** begin **
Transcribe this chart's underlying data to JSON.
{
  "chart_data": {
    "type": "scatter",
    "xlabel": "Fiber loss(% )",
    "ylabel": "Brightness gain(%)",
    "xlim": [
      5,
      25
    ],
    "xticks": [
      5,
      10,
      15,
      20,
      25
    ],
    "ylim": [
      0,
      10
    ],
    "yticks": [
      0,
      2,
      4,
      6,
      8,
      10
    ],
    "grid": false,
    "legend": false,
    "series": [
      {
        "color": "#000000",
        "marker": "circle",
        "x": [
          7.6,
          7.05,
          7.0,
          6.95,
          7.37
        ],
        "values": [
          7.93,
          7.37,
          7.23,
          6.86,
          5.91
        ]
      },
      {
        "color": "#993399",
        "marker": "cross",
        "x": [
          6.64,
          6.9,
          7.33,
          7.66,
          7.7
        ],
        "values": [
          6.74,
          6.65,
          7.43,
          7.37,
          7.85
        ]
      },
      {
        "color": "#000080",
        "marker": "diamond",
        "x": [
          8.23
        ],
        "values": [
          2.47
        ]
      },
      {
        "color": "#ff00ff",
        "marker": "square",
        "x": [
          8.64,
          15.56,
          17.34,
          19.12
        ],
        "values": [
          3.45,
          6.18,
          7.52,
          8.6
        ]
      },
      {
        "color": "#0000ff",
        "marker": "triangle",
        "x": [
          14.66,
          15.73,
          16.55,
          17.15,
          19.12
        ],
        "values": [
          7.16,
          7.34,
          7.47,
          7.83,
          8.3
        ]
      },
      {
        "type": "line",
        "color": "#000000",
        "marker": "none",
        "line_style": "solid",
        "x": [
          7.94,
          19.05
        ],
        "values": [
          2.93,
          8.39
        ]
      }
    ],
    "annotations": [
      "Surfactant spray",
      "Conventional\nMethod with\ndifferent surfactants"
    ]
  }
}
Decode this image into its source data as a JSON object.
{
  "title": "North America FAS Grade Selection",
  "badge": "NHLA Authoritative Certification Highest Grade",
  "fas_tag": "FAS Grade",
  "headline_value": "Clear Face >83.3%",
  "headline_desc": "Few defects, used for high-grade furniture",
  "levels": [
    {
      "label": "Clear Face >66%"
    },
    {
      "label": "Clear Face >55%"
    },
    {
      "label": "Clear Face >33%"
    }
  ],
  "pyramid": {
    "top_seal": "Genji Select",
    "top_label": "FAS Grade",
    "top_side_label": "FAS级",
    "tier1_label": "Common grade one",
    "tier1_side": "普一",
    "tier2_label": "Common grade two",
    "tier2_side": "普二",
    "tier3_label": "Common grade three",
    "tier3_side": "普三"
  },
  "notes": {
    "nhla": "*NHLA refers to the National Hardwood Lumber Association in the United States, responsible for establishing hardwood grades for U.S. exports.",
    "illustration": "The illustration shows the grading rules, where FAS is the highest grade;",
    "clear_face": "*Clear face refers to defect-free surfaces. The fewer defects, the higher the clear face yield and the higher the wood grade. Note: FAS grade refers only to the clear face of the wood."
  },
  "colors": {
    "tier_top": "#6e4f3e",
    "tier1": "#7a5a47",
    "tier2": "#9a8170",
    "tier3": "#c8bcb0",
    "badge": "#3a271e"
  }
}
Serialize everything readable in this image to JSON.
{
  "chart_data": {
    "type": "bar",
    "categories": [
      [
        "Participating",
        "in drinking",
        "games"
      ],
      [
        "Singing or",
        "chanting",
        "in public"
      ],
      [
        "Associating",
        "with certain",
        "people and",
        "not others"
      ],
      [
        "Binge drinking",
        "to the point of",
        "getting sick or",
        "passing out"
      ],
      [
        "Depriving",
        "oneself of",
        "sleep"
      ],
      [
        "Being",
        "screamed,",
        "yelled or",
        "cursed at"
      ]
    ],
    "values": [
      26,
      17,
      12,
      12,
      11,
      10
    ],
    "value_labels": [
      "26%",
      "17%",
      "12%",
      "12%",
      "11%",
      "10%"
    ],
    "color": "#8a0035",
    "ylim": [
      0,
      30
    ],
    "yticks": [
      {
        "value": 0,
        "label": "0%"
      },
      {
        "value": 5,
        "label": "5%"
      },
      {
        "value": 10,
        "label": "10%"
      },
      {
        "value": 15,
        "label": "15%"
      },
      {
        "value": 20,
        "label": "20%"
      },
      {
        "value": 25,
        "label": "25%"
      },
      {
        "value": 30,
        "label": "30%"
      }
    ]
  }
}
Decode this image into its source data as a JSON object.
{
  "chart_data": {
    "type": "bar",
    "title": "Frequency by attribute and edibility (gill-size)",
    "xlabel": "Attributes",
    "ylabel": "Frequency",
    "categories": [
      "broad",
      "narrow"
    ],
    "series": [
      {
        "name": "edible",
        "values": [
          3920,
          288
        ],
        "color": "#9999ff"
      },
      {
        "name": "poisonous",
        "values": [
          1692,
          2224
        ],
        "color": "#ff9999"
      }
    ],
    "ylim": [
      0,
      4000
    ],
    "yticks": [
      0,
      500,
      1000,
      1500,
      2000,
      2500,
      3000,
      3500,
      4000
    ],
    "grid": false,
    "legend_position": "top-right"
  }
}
** end **
◆ BRIEF
Print the material above once more, exactly.

◆ RESULT OF THIS TASK
Transcribe this chart's underlying data to JSON.
{
  "chart_data": {
    "type": "scatter",
    "xlabel": "Fiber loss(% )",
    "ylabel": "Brightness gain(%)",
    "xlim": [
      5,
      25
    ],
    "xticks": [
      5,
      10,
      15,
      20,
      25
    ],
    "ylim": [
      0,
      10
    ],
    "yticks": [
      0,
      2,
      4,
      6,
      8,
      10
    ],
    "grid": false,
    "legend": false,
    "series": [
      {
        "color": "#000000",
        "marker": "circle",
        "x": [
          7.6,
          7.05,
          7.0,
          6.95,
          7.37
        ],
        "values": [
          7.93,
          7.37,
          7.23,
          6.86,
          5.91
        ]
      },
      {
        "color": "#993399",
        "marker": "cross",
        "x": [
          6.64,
          6.9,
          7.33,
          7.66,
          7.7
        ],
        "values": [
          6.74,
          6.65,
          7.43,
          7.37,
          7.85
        ]
      },
      {
        "color": "#000080",
        "marker": "diamond",
        "x": [
          8.23
        ],
        "values": [
          2.47
        ]
      },
      {
        "color": "#ff00ff",
        "marker": "square",
        "x": [
          8.64,
          15.56,
          17.34,
          19.12
        ],
        "values": [
          3.45,
          6.18,
          7.52,
          8.6
        ]
      },
      {
        "color": "#0000ff",
        "marker": "triangle",
        "x": [
          14.66,
          15.73,
          16.55,
          17.15,
          19.12
        ],
        "values": [
          7.16,
          7.34,
          7.47,
          7.83,
          8.3
        ]
      },
      {
        "type": "line",
        "color": "#000000",
        "marker": "none",
        "line_style": "solid",
        "x": [
          7.94,
          19.05
        ],
        "values": [
          2.93,
          8.39
        ]
      }
    ],
    "annotations": [
      "Surfactant spray",
      "Conventional\nMethod with\ndifferent surfactants"
    ]
  }
}
Decode this image into its source data as a JSON object.
{
  "title": "North America FAS Grade Selection",
  "badge": "NHLA Authoritative Certification Highest Grade",
  "fas_tag": "FAS Grade",
  "headline_value": "Clear Face >83.3%",
  "headline_desc": "Few defects, used for high-grade furniture",
  "levels": [
    {
      "label": "Clear Face >66%"
    },
    {
      "label": "Clear Face >55%"
    },
    {
      "label": "Clear Face >33%"
    }
  ],
  "pyramid": {
    "top_seal": "Genji Select",
    "top_label": "FAS Grade",
    "top_side_label": "FAS级",
    "tier1_label": "Common grade one",
    "tier1_side": "普一",
    "tier2_label": "Common grade two",
    "tier2_side": "普二",
    "tier3_label": "Common grade three",
    "tier3_side": "普三"
  },
  "notes": {
    "nhla": "*NHLA refers to the National Hardwood Lumber Association in the United States, responsible for establishing hardwood grades for U.S. exports.",
    "illustration": "The illustration shows the grading rules, where FAS is the highest grade;",
    "clear_face": "*Clear face refers to defect-free surfaces. The fewer defects, the higher the clear face yield and the higher the wood grade. Note: FAS grade refers only to the clear face of the wood."
  },
  "colors": {
    "tier_top": "#6e4f3e",
    "tier1": "#7a5a47",
    "tier2": "#9a8170",
    "tier3": "#c8bcb0",
    "badge": "#3a271e"
  }
}
Serialize everything readable in this image to JSON.
{
  "chart_data": {
    "type": "bar",
    "categories": [
      [
        "Participating",
        "in drinking",
        "games"
      ],
      [
        "Singing or",
        "chanting",
        "in public"
      ],
      [
        "Associating",
        "with certain",
        "people and",
        "not others"
      ],
      [
        "Binge drinking",
        "to the point of",
        "getting sick or",
        "passing out"
      ],
      [
        "Depriving",
        "oneself of",
        "sleep"
      ],
      [
        "Being",
        "screamed,",
        "yelled or",
        "cursed at"
      ]
    ],
    "values": [
      26,
      17,
      12,
      12,
      11,
      10
    ],
    "value_labels": [
      "26%",
      "17%",
      "12%",
      "12%",
      "11%",
      "10%"
    ],
    "color": "#8a0035",
    "ylim": [
      0,
      30
    ],
    "yticks": [
      {
        "value": 0,
        "label": "0%"
      },
      {
        "value": 5,
        "label": "5%"
      },
      {
        "value": 10,
        "label": "10%"
      },
      {
        "value": 15,
        "label": "15%"
      },
      {
        "value": 20,
        "label": "20%"
      },
      {
        "value": 25,
        "label": "25%"
      },
      {
        "value": 30,
        "label": "30%"
      }
    ]
  }
}
Decode this image into its source data as a JSON object.
{
  "chart_data": {
    "type": "bar",
    "title": "Frequency by attribute and edibility (gill-size)",
    "xlabel": "Attributes",
    "ylabel": "Frequency",
    "categories": [
      "broad",
      "narrow"
    ],
    "series": [
      {
        "name": "edible",
        "values": [
          3920,
          288
        ],
        "color": "#9999ff"
      },
      {
        "name": "poisonous",
        "values": [
          1692,
          2224
        ],
        "color": "#ff9999"
      }
    ],
    "ylim": [
      0,
      4000
    ],
    "yticks": [
      0,
      500,
      1000,
      1500,
      2000,
      2500,
      3000,
      3500,
      4000
    ],
    "grid": false,
    "legend_position": "top-right"
  }
}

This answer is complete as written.